# Instructions to follow
Return each line that holds the word "Simple".

** begin Supplied material **

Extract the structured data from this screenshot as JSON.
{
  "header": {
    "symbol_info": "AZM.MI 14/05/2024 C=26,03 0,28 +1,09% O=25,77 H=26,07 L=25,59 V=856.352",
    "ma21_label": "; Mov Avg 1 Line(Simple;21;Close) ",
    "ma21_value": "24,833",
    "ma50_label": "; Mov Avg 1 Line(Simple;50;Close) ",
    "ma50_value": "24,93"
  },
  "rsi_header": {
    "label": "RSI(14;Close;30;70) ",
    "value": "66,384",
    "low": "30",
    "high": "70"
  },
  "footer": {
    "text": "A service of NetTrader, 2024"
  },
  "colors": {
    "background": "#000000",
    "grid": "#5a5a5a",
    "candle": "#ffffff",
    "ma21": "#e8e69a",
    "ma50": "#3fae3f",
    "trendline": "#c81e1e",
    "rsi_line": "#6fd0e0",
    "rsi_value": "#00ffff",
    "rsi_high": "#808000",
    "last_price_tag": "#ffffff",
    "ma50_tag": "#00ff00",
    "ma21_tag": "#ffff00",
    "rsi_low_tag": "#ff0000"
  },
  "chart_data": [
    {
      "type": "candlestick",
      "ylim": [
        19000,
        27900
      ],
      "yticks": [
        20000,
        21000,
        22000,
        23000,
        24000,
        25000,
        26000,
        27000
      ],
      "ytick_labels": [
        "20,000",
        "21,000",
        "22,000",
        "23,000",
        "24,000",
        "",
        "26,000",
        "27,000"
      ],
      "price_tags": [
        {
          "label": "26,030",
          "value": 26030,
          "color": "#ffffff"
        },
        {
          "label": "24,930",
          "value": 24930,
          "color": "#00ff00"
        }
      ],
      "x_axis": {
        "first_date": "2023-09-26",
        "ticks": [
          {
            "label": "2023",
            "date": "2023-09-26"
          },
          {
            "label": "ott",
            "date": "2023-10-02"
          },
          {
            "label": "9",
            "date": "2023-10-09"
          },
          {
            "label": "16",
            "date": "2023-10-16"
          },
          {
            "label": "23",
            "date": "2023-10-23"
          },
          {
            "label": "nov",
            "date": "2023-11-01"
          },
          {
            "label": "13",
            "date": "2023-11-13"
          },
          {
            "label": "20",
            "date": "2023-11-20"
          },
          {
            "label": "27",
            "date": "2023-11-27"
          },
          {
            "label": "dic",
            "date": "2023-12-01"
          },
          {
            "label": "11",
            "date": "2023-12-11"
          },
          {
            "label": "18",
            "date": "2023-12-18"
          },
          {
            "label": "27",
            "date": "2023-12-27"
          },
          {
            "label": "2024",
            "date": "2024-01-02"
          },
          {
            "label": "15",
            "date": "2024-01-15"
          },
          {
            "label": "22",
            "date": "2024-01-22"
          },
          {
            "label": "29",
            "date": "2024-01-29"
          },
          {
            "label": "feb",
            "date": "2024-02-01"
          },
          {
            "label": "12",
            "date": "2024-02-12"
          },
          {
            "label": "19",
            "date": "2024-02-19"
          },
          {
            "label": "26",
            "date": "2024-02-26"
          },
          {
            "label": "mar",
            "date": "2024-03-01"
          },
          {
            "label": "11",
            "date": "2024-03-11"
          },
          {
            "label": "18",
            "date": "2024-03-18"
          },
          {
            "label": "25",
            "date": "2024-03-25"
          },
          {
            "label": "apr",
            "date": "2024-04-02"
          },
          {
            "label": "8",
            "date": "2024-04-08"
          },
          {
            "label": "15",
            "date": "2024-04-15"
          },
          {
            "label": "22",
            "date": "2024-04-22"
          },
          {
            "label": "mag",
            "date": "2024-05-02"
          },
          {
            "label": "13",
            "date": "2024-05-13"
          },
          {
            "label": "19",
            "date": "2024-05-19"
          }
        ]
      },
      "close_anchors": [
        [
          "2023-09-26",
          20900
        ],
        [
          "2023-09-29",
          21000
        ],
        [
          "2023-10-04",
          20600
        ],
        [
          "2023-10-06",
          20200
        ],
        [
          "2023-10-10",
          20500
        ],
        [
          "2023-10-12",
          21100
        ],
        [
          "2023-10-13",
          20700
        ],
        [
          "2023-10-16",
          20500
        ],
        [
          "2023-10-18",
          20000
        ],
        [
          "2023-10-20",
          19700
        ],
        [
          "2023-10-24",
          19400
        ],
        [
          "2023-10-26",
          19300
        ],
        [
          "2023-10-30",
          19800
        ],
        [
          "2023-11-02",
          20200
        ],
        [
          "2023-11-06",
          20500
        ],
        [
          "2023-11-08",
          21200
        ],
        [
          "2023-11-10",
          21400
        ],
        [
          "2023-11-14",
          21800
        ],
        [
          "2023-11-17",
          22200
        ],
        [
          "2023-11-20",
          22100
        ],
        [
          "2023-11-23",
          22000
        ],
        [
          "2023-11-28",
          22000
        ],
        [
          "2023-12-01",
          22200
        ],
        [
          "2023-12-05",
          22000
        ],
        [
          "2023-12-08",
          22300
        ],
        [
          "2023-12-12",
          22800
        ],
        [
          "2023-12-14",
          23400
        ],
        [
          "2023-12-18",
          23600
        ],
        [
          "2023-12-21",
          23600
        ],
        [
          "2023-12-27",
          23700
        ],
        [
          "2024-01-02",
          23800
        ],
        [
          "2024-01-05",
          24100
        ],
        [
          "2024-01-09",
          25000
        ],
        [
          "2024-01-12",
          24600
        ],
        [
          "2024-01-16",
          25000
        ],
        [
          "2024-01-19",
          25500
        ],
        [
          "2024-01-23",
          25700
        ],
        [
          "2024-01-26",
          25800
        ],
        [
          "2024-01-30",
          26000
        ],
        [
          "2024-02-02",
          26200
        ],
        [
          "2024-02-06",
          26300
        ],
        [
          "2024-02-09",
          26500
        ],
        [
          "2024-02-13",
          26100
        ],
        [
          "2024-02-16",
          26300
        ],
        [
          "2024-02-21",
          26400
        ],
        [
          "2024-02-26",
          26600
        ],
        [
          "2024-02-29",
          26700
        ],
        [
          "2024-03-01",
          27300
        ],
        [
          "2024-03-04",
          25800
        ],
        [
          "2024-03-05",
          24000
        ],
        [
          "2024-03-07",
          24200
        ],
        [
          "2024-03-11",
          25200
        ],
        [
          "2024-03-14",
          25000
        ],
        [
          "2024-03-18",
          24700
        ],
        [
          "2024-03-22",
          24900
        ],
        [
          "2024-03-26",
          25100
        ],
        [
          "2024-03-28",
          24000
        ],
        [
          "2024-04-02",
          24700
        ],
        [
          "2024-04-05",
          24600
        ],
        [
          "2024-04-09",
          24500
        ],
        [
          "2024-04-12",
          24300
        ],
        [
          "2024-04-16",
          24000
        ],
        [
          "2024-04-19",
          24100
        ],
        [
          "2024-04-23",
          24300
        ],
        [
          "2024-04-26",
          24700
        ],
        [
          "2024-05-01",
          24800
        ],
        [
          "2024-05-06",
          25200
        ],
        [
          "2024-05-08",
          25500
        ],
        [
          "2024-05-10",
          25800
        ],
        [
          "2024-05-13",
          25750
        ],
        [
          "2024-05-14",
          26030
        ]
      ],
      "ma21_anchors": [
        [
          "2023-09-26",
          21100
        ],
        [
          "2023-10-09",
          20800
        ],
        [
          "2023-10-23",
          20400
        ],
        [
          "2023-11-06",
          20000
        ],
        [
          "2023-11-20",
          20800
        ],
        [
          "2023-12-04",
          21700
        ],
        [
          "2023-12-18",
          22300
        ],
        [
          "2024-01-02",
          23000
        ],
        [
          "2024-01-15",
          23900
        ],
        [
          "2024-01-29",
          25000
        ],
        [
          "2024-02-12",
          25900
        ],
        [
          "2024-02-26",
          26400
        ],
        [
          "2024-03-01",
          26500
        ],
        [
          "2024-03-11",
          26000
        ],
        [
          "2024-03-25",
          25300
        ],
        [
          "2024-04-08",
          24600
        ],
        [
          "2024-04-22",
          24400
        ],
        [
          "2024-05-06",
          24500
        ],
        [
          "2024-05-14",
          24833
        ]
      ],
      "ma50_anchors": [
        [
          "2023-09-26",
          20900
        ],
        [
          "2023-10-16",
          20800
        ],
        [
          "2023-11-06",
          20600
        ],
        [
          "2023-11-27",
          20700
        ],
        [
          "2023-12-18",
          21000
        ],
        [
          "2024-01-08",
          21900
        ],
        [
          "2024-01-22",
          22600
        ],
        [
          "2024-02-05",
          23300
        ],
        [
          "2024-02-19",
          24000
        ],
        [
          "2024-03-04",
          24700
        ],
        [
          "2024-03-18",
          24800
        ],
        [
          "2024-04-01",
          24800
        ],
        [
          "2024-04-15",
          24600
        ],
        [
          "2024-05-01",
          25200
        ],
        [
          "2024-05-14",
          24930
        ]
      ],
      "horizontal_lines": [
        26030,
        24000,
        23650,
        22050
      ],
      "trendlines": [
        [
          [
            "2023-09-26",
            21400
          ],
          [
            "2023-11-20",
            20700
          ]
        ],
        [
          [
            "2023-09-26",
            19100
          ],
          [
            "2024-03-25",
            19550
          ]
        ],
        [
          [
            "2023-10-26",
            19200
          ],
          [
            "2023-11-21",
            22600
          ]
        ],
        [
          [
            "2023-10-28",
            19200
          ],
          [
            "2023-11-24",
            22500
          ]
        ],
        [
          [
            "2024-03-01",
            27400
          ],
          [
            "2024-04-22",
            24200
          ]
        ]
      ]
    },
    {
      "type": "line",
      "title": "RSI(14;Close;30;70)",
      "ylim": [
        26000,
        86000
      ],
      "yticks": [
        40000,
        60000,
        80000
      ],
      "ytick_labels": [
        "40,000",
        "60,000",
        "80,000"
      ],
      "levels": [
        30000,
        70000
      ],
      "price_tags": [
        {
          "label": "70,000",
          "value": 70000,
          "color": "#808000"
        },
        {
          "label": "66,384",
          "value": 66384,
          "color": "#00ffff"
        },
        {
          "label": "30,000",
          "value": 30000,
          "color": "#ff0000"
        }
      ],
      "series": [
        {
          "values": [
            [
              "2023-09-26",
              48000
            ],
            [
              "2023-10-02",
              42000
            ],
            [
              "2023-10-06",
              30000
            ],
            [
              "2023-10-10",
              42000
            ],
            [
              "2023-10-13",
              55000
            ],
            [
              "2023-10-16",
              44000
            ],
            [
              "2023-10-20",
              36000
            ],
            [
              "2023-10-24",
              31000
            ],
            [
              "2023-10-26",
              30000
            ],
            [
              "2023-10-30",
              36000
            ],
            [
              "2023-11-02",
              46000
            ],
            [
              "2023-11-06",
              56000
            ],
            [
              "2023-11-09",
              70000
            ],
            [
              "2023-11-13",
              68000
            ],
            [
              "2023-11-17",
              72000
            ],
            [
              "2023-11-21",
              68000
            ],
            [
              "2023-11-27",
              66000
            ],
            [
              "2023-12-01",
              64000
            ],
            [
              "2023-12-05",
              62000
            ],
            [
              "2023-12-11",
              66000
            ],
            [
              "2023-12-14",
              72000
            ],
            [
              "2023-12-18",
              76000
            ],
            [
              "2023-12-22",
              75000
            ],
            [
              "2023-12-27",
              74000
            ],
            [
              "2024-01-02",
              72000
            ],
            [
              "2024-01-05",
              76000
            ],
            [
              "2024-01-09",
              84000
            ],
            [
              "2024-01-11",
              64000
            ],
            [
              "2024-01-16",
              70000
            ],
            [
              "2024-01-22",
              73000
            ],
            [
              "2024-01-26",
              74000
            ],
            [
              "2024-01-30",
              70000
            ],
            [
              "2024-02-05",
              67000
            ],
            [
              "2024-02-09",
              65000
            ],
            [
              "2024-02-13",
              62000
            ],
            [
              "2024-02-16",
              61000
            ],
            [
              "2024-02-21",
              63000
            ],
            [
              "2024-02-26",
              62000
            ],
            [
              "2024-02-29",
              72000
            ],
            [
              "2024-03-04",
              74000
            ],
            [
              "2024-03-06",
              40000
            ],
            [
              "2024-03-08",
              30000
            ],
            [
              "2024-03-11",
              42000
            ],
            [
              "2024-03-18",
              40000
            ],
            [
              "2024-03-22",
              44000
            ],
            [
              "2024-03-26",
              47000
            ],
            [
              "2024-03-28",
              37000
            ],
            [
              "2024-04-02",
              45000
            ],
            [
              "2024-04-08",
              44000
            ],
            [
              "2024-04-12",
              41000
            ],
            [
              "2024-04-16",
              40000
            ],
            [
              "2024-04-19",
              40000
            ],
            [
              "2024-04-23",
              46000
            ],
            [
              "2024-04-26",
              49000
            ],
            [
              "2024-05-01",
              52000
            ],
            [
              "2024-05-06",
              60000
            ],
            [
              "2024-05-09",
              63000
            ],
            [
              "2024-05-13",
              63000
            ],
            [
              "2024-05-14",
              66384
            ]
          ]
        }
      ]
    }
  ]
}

** end Supplied material **

# Expected output
    "ma21_label": "; Mov Avg 1 Line(Simple;21;Close) ",
    "ma50_label": "; Mov Avg 1 Line(Simple;50;Close) ",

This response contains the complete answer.